(Items from a figure collection)
-=-=-=-=-

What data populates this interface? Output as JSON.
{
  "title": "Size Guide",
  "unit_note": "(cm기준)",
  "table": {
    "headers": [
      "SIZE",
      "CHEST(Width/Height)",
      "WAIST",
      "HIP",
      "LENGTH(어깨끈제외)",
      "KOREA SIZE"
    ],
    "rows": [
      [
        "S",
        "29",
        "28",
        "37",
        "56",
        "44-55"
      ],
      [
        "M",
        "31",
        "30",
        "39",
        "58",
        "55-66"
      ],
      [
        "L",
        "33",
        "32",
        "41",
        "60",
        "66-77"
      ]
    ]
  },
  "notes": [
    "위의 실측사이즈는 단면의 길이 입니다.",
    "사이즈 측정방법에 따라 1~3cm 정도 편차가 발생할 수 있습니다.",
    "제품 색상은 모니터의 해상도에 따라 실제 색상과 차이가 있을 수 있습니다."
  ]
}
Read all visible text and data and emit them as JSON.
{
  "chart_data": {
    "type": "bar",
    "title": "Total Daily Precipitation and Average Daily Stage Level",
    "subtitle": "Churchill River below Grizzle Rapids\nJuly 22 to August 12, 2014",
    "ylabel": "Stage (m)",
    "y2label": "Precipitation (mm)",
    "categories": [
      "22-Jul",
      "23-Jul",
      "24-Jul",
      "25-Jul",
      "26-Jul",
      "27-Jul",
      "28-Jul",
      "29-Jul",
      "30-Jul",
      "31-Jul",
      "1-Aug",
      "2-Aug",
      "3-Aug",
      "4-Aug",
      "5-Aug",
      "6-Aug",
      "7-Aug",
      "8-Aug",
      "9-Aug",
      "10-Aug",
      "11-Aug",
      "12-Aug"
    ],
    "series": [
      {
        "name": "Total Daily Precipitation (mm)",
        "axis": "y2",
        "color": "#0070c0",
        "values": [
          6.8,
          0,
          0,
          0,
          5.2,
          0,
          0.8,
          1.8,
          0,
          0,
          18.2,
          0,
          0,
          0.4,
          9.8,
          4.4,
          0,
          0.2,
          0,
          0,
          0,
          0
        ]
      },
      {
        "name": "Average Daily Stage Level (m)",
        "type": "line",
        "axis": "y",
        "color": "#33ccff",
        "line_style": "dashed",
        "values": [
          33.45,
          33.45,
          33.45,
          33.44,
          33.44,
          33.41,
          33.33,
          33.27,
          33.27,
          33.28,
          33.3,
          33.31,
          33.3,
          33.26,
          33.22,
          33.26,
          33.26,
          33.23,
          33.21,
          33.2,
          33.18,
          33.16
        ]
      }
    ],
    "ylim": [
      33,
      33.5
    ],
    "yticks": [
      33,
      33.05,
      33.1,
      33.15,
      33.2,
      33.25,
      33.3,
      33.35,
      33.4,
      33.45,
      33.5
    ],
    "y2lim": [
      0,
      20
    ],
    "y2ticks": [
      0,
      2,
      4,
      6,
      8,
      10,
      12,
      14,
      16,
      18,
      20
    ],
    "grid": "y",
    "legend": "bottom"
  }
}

-=-=-=-=-

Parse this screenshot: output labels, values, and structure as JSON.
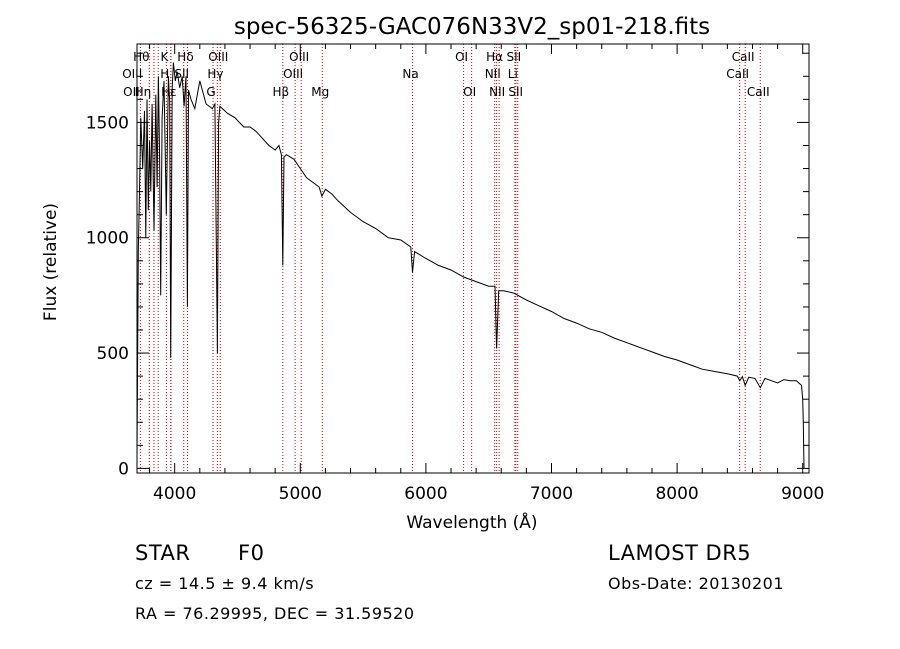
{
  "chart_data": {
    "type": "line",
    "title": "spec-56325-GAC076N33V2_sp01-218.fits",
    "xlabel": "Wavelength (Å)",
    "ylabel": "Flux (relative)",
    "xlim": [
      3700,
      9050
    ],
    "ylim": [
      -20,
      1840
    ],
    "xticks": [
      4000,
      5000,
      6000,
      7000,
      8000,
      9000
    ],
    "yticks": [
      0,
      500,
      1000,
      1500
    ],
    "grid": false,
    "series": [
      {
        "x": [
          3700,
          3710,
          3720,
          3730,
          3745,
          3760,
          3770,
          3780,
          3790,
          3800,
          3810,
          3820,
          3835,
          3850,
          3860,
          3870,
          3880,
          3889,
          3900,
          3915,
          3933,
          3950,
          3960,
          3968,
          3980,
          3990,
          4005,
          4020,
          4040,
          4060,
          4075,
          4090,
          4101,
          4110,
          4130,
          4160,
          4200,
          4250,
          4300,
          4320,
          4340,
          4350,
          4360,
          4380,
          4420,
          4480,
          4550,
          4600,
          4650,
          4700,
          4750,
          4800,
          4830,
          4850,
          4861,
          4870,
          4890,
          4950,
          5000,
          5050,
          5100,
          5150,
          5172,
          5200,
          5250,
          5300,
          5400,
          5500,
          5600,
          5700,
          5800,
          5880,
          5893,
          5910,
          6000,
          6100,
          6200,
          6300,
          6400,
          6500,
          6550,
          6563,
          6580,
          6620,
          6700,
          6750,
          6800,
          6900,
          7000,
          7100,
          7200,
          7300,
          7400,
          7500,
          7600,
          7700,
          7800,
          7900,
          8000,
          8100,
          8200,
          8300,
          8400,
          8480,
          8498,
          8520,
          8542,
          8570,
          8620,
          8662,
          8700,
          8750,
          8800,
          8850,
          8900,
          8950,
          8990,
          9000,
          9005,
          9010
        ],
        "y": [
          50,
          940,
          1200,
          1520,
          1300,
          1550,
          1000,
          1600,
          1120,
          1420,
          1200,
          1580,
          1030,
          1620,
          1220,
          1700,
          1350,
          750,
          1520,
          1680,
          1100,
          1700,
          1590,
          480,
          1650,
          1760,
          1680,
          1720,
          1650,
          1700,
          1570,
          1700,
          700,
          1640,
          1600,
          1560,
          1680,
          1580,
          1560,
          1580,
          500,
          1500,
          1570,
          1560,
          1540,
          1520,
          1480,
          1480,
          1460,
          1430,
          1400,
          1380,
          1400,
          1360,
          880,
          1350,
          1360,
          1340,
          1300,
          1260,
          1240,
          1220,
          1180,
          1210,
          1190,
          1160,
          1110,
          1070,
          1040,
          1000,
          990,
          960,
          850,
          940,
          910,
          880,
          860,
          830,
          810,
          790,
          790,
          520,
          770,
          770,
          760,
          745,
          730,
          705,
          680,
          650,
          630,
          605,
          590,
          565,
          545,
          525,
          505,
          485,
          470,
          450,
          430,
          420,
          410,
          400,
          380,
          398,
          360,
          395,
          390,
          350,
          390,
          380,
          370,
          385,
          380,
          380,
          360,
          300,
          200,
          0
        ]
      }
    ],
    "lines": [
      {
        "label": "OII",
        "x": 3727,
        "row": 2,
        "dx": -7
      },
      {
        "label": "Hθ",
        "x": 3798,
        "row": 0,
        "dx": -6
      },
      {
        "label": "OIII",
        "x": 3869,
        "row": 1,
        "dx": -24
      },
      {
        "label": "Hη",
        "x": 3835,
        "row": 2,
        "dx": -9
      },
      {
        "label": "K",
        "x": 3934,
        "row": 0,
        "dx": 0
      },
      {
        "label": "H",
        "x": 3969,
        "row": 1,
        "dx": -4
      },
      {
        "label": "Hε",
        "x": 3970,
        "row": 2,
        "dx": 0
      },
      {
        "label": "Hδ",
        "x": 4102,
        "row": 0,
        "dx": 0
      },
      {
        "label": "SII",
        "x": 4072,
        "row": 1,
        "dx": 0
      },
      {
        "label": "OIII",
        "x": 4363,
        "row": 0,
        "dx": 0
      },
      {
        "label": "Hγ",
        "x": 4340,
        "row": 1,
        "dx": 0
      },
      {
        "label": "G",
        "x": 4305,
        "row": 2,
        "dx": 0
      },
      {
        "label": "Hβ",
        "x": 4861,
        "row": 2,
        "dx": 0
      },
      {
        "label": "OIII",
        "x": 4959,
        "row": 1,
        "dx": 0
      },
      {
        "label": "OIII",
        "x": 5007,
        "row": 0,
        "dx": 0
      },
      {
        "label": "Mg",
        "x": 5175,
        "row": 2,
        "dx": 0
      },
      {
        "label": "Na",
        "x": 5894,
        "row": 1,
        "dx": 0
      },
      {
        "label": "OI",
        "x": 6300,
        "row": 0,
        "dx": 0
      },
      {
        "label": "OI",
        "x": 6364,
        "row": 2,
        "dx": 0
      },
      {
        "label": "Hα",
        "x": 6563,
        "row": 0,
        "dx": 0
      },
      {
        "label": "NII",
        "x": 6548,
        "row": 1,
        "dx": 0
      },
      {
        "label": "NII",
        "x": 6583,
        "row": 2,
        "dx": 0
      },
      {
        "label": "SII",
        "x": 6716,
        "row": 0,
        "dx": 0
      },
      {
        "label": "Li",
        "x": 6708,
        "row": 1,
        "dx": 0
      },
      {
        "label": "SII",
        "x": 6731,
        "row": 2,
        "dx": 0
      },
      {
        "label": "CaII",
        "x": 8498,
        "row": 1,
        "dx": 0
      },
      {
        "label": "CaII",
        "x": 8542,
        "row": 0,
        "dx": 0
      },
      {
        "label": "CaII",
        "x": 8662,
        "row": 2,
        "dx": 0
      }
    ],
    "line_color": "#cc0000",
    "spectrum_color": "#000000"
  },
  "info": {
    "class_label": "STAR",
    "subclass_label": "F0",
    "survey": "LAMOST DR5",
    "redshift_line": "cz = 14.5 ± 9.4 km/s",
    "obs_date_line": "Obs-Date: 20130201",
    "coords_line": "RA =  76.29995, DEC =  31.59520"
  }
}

-=-=-=-=-

In the entries above, identify every line with the word "this". Copy those lines.

◆ Exercise answer
What data populates this interface? Output as JSON.
Parse this screenshot: output labels, values, and structure as JSON.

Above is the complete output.